PROBLEM TO SOLVE:
State the number of lines in the material below that have "缩略形式" in them, without any other text.

Recorded data
** Start **

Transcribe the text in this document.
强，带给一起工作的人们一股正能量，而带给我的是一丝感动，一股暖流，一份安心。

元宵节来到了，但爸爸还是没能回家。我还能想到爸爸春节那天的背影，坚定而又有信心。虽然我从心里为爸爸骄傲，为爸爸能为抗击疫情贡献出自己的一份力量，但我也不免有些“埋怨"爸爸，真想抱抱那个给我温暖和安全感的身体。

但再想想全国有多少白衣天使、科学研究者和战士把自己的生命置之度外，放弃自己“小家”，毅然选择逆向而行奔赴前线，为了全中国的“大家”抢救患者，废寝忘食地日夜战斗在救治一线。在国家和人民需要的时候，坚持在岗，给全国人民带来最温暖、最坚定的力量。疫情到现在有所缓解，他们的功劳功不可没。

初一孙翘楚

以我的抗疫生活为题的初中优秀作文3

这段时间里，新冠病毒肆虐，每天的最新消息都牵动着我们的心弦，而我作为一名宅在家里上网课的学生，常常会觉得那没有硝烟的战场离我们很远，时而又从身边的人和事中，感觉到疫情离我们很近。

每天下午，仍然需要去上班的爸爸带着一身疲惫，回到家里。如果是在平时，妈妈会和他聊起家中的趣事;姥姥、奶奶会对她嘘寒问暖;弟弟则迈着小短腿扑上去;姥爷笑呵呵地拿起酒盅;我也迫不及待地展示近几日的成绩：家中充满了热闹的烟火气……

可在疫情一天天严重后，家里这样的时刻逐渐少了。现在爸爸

** End **
** Start **

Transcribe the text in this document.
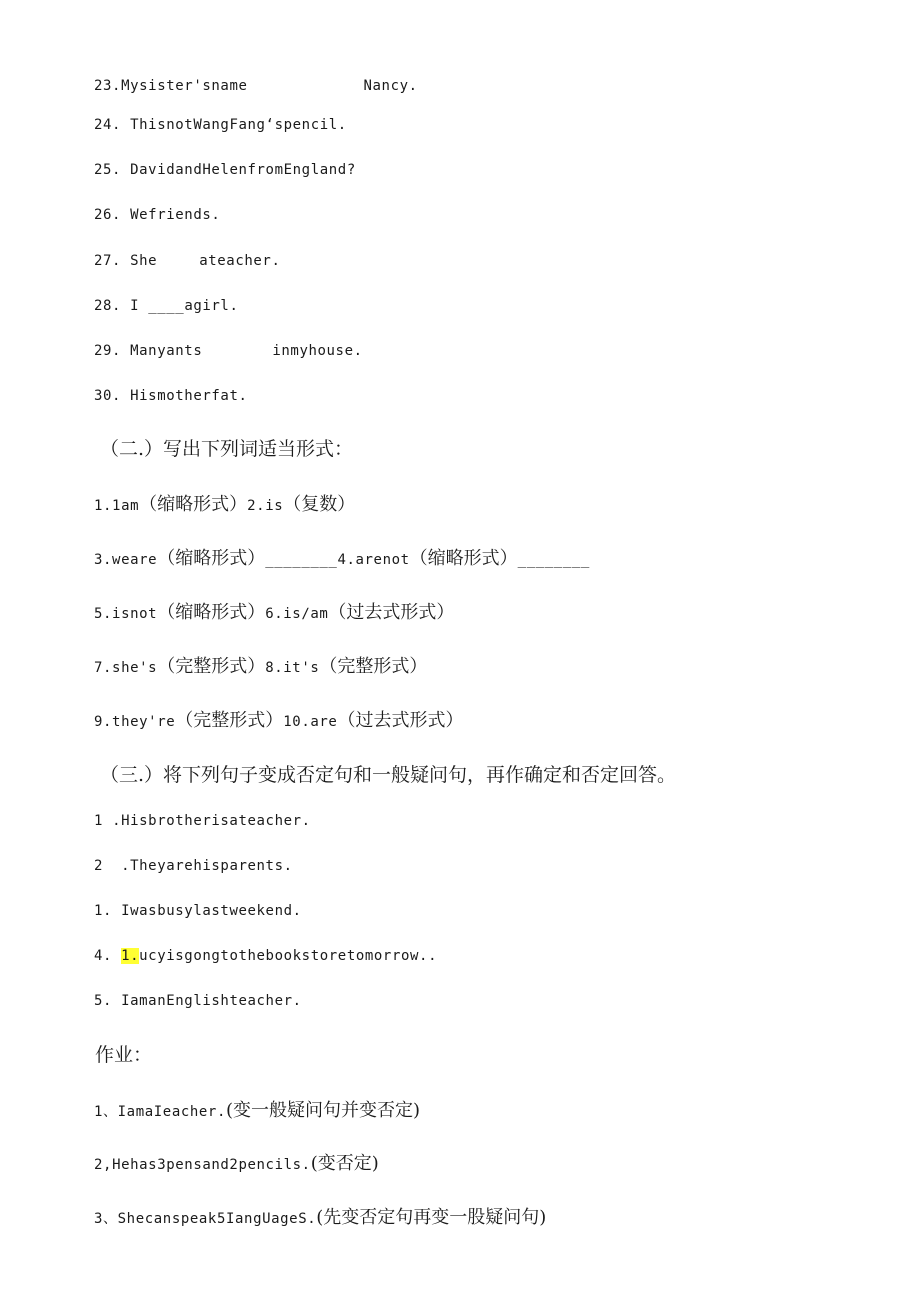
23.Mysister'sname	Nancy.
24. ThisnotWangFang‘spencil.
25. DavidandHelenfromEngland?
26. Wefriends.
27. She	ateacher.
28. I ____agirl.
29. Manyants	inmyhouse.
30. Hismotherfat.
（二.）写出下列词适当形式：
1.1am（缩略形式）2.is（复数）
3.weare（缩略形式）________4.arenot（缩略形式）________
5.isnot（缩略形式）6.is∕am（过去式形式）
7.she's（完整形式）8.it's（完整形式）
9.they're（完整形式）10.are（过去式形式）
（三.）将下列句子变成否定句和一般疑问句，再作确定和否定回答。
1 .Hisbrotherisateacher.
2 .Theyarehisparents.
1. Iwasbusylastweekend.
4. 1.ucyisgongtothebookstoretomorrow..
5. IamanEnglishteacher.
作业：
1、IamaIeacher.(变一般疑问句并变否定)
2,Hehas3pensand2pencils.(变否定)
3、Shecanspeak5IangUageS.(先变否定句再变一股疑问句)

** End **

FULL SOLUTION:
3